• _Material provided_:

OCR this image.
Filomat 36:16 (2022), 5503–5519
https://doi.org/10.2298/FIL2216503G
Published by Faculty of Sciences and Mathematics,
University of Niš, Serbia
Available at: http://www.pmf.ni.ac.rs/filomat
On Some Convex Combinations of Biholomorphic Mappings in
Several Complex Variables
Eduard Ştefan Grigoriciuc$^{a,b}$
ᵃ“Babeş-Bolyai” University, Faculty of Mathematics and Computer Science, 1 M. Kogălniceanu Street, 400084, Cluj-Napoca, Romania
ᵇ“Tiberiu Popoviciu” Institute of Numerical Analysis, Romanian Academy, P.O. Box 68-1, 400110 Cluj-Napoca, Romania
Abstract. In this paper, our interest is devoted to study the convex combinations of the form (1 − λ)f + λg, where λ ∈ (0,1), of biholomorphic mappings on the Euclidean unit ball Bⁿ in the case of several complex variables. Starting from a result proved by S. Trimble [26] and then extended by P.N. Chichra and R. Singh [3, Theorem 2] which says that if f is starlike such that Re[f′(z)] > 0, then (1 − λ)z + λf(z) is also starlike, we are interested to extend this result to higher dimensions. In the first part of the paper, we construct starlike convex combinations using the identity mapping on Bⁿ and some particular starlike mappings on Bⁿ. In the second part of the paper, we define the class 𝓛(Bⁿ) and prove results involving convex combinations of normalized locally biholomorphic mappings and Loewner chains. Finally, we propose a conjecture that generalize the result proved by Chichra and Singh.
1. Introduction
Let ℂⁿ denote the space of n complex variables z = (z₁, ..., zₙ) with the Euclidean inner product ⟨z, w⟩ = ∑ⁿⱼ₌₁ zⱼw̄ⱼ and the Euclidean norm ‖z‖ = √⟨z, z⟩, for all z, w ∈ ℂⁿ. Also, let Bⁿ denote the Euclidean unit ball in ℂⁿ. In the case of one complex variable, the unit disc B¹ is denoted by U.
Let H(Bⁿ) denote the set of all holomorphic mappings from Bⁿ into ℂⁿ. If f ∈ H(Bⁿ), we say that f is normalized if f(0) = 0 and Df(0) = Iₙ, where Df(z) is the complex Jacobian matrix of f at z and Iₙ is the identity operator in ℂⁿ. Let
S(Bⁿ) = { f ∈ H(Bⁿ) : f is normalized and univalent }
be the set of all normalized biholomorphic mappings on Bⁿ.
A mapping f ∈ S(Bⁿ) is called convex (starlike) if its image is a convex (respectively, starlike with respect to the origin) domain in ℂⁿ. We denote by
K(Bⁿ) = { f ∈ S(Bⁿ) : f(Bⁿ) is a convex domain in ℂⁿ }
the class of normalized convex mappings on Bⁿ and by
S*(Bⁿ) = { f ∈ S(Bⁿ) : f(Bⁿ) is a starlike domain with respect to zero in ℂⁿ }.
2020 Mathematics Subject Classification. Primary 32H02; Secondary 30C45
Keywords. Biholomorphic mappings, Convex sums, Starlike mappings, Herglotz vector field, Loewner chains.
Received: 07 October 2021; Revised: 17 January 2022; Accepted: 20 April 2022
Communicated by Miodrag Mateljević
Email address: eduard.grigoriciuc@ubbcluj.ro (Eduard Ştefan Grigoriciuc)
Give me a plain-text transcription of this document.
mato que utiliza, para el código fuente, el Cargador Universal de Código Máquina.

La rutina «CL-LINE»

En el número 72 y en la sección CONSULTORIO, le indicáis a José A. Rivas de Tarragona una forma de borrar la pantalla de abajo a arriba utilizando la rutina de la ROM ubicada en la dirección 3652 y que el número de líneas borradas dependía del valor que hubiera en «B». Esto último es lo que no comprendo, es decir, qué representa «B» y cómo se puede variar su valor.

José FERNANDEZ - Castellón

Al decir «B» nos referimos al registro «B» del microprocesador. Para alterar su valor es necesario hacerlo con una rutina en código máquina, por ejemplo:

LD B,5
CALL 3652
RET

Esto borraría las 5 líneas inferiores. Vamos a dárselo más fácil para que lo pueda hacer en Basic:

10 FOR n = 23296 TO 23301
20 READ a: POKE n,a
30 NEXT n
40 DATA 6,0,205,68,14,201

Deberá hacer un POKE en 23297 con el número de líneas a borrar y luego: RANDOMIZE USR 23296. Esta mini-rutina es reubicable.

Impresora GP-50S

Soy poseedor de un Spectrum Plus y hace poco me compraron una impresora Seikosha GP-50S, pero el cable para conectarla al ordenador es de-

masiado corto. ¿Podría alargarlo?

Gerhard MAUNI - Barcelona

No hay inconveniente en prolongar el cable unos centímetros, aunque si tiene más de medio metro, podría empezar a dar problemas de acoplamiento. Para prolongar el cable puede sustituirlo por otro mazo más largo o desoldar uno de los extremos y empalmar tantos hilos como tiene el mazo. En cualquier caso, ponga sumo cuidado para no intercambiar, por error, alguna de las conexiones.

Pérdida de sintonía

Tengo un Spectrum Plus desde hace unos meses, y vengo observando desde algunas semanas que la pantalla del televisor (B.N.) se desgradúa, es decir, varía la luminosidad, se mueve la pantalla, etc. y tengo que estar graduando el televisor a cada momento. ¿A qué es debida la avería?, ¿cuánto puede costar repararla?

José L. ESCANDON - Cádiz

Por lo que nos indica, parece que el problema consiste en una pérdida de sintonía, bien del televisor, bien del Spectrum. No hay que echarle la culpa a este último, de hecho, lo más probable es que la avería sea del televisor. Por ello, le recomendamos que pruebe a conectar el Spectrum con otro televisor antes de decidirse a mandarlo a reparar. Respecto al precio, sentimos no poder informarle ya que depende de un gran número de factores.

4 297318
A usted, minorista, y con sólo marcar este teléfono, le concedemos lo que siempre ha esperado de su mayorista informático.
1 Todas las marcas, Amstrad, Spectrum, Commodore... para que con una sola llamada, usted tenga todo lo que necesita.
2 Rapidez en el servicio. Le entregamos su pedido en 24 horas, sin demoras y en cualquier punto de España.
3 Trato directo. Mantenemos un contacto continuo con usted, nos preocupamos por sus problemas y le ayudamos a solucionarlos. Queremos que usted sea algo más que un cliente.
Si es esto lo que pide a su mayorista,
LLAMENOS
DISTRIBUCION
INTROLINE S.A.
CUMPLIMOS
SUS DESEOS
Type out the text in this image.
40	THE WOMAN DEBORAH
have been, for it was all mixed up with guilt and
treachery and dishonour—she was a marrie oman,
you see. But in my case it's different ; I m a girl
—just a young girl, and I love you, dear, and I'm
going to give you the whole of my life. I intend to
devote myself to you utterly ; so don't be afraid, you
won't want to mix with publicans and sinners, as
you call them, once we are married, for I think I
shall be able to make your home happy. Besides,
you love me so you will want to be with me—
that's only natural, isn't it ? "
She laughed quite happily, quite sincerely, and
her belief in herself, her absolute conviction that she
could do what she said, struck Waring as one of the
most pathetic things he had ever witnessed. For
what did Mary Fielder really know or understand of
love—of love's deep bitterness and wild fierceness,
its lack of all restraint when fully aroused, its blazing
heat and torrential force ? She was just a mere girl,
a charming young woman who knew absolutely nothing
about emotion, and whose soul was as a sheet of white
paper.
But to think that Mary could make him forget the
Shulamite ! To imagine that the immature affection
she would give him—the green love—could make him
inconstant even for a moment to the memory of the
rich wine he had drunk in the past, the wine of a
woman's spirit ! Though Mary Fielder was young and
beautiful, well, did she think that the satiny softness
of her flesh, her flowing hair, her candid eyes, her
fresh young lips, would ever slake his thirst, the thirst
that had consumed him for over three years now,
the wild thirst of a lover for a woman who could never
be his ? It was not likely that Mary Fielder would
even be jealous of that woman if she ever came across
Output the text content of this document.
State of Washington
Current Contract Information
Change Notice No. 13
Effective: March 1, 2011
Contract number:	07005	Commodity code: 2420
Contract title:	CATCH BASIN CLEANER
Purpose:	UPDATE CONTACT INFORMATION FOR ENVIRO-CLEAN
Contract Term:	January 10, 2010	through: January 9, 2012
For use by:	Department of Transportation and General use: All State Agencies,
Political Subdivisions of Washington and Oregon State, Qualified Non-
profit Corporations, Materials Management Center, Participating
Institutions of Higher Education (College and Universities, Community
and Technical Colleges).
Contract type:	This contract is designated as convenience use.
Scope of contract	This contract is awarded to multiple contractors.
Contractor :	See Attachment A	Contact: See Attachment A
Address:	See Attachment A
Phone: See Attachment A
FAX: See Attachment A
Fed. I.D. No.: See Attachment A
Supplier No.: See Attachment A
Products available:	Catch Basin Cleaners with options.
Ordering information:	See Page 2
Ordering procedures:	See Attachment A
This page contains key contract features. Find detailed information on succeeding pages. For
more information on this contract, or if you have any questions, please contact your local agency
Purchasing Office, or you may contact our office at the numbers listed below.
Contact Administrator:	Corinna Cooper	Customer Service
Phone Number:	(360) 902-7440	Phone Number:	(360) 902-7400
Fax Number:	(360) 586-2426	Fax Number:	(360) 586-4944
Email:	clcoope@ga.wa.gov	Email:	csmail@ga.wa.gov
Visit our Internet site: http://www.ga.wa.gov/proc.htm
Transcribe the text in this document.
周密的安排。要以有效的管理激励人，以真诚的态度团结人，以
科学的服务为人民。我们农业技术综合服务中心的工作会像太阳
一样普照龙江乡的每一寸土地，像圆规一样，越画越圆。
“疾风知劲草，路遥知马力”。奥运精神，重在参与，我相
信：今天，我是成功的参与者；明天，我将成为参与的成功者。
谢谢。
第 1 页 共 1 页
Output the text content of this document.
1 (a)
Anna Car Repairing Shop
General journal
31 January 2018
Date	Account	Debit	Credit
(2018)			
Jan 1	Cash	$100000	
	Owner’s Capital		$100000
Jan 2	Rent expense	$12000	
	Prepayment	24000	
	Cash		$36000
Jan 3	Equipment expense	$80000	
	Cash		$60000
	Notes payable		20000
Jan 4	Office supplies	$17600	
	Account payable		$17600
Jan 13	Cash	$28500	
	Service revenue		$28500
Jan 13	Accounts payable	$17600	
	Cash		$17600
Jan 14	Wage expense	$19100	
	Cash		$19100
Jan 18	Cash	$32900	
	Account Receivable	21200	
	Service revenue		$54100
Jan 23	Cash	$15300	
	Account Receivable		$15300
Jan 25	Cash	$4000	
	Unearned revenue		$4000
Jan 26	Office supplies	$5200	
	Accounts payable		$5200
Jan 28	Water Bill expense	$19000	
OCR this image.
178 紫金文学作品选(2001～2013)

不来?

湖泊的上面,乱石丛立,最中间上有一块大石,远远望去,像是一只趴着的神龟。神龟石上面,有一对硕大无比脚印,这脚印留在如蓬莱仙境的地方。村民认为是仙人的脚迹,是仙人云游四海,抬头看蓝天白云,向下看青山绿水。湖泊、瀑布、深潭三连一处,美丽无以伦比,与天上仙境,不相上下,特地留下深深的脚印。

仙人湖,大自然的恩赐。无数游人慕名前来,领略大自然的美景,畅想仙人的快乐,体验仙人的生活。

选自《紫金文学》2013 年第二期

• _What you have to do_: Return each line that includes "denote".

• _Exercise output_:
Let ℂⁿ denote the space of n complex variables z = (z₁, ..., zₙ) with the Euclidean inner product ⟨z, w⟩ = ∑ⁿⱼ₌₁ zⱼw̄ⱼ and the Euclidean norm ‖z‖ = √⟨z, z⟩, for all z, w ∈ ℂⁿ. Also, let Bⁿ denote the Euclidean unit ball in ℂⁿ. In the case of one complex variable, the unit disc B¹ is denoted by U.
Let H(Bⁿ) denote the set of all holomorphic mappings from Bⁿ into ℂⁿ. If f ∈ H(Bⁿ), we say that f is normalized if f(0) = 0 and Df(0) = Iₙ, where Df(z) is the complex Jacobian matrix of f at z and Iₙ is the identity operator in ℂⁿ. Let
A mapping f ∈ S(Bⁿ) is called convex (starlike) if its image is a convex (respectively, starlike with respect to the origin) domain in ℂⁿ. We denote by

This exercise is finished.